**Stated goal:**
Update the entries between the line holding "234, 1030, 354]" and the line holding "246, 390, 268]", inclusive, by changing "conversion rate" to "install rate" and leaving everything else the same. Give back only those lines.

[Dataset excerpt]
——
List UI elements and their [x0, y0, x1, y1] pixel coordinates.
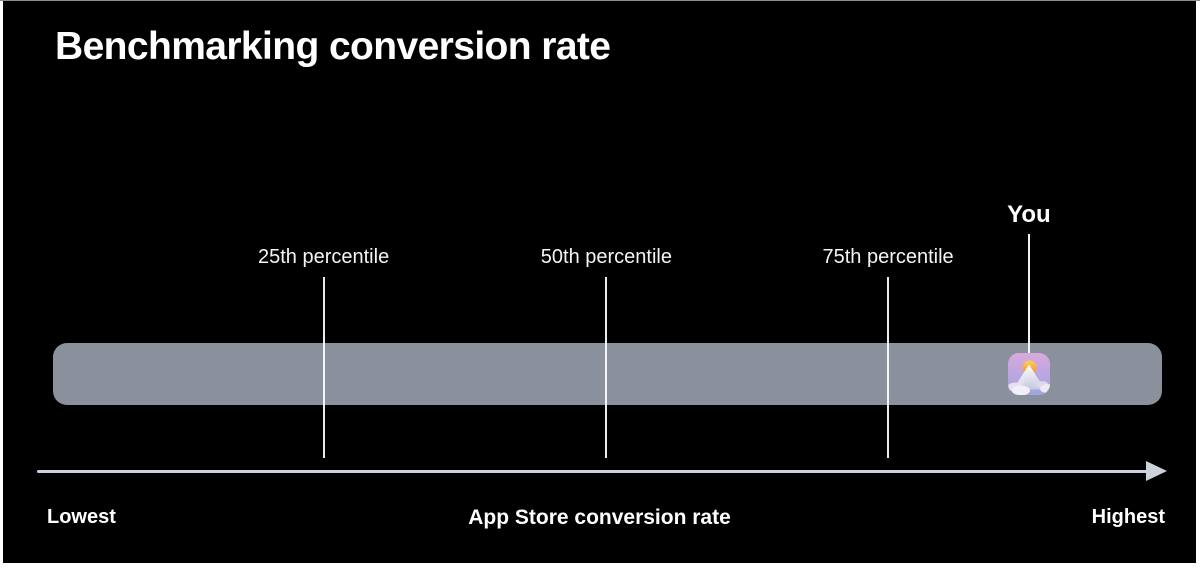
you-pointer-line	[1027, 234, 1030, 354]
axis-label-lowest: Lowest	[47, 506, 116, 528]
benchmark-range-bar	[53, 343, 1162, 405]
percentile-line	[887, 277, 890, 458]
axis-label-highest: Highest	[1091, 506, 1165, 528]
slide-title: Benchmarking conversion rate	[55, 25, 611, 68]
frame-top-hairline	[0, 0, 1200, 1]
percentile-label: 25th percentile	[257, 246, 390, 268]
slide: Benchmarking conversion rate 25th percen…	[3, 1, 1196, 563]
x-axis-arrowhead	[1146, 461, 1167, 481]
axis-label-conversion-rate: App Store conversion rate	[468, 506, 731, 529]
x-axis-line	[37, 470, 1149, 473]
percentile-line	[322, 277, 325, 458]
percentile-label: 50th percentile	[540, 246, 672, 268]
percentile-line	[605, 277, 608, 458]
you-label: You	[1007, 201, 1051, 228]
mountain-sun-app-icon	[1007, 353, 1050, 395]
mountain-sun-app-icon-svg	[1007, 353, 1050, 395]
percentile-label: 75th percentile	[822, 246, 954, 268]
——
**Full output:**
you-pointer-line	[1027, 234, 1030, 354]
axis-label-lowest: Lowest	[47, 506, 116, 528]
benchmark-range-bar	[53, 343, 1162, 405]
percentile-line	[887, 277, 890, 458]
axis-label-highest: Highest	[1091, 506, 1165, 528]
slide-title: Benchmarking install rate	[55, 25, 611, 68]
frame-top-hairline	[0, 0, 1200, 1]
percentile-label: 25th percentile	[257, 246, 390, 268]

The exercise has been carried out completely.